▶ THE TASK
Find the word "this" in the data. Return every line where it appears.

## Start

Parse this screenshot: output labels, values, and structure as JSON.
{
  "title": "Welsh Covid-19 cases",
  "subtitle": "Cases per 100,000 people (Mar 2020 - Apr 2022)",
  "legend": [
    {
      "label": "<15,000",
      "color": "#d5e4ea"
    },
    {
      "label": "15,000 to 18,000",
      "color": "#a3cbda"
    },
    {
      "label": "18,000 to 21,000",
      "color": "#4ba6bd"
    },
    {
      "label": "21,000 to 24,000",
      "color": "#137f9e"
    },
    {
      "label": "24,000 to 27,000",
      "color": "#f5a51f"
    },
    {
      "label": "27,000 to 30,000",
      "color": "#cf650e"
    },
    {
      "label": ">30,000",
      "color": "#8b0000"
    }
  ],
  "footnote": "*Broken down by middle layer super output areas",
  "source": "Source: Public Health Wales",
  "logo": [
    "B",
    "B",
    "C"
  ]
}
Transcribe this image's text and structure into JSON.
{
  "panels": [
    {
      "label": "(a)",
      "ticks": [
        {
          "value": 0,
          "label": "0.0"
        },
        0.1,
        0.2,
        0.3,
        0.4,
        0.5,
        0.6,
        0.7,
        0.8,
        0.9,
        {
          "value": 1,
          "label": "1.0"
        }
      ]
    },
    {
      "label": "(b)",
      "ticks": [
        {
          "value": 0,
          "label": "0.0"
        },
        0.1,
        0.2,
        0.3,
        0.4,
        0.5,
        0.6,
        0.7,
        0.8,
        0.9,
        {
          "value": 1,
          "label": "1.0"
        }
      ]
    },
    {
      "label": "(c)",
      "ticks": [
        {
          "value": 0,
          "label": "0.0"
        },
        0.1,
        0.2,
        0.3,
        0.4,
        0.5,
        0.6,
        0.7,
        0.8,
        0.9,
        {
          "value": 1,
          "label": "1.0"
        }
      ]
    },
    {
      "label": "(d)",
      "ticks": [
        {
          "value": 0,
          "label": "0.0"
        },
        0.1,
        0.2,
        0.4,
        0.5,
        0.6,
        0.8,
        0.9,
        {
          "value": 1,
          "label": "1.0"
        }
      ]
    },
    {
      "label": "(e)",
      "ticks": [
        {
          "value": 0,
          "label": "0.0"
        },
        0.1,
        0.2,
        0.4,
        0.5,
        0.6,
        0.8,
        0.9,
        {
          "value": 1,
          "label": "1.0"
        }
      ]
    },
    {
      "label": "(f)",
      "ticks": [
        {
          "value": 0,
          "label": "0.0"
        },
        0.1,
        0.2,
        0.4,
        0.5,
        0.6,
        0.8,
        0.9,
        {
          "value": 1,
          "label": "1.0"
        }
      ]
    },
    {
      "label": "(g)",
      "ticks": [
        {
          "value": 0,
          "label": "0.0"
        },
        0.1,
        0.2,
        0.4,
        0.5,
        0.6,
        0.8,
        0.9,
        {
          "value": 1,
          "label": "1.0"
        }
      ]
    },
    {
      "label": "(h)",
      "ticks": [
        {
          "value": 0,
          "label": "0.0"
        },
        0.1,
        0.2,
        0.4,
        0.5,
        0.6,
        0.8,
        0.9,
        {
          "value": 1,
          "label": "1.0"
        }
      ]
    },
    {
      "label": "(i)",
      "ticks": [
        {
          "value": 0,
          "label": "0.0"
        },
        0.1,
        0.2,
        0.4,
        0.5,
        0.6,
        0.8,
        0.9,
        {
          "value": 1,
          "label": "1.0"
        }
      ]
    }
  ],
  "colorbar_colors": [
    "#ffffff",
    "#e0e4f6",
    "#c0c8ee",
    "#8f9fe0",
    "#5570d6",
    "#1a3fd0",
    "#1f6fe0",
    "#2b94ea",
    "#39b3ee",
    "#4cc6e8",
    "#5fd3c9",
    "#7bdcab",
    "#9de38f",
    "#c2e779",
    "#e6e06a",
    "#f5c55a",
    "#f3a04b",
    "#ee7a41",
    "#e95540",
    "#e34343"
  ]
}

## End

▶ FINISHED ANSWER
Parse this screenshot: output labels, values, and structure as JSON.
Transcribe this image's text and structure into JSON.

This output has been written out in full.